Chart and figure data
-- BEGIN --
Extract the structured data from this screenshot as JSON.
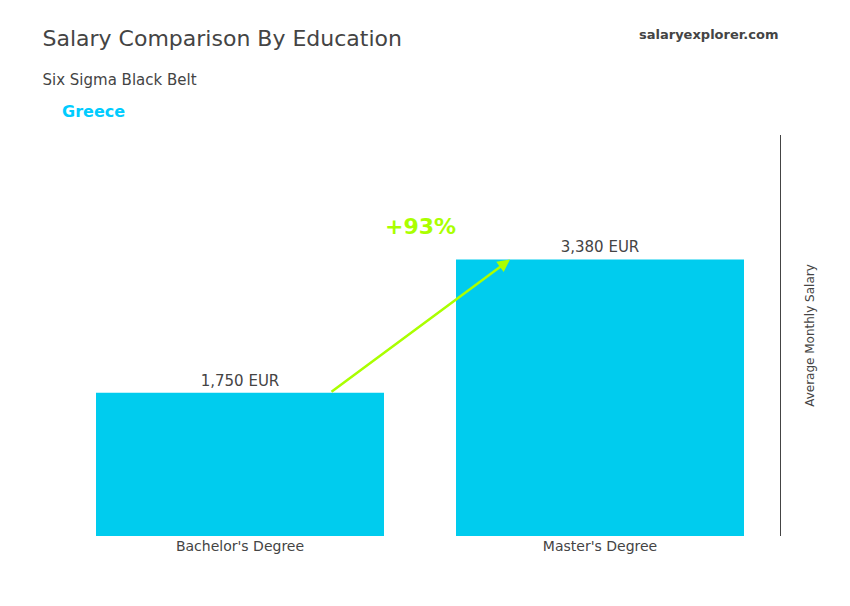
{
  "chart_data": {
    "type": "bar",
    "title": "Salary Comparison By Education",
    "subtitle": "Six Sigma Black Belt",
    "ylabel": "Average Monthly Salary",
    "categories": [
      "Bachelor's Degree",
      "Master's Degree"
    ],
    "values": [
      1750,
      3380
    ],
    "value_labels": [
      "1,750 EUR",
      "3,380 EUR"
    ],
    "data_labels": true,
    "color": "#00ccee",
    "ylim": [
      0,
      4901
    ],
    "tick_labels": "x",
    "grid": false,
    "annotations": [
      {
        "text": "+93%",
        "color": "#aaff00"
      },
      {
        "text": "Greece",
        "color": "#00ccff"
      },
      {
        "text": "salaryexplorer.com"
      }
    ]
  }
}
-- END --
• [To be done]
All of the records need repeating exactly, except for the pictures.

• [Result of the exercise]
Extract the structured data from this screenshot as JSON.
{
  "chart_data": {
    "type": "bar",
    "title": "Salary Comparison By Education",
    "subtitle": "Six Sigma Black Belt",
    "ylabel": "Average Monthly Salary",
    "categories": [
      "Bachelor's Degree",
      "Master's Degree"
    ],
    "values": [
      1750,
      3380
    ],
    "value_labels": [
      "1,750 EUR",
      "3,380 EUR"
    ],
    "data_labels": true,
    "color": "#00ccee",
    "ylim": [
      0,
      4901
    ],
    "tick_labels": "x",
    "grid": false,
    "annotations": [
      {
        "text": "+93%",
        "color": "#aaff00"
      },
      {
        "text": "Greece",
        "color": "#00ccff"
      },
      {
        "text": "salaryexplorer.com"
      }
    ]
  }
}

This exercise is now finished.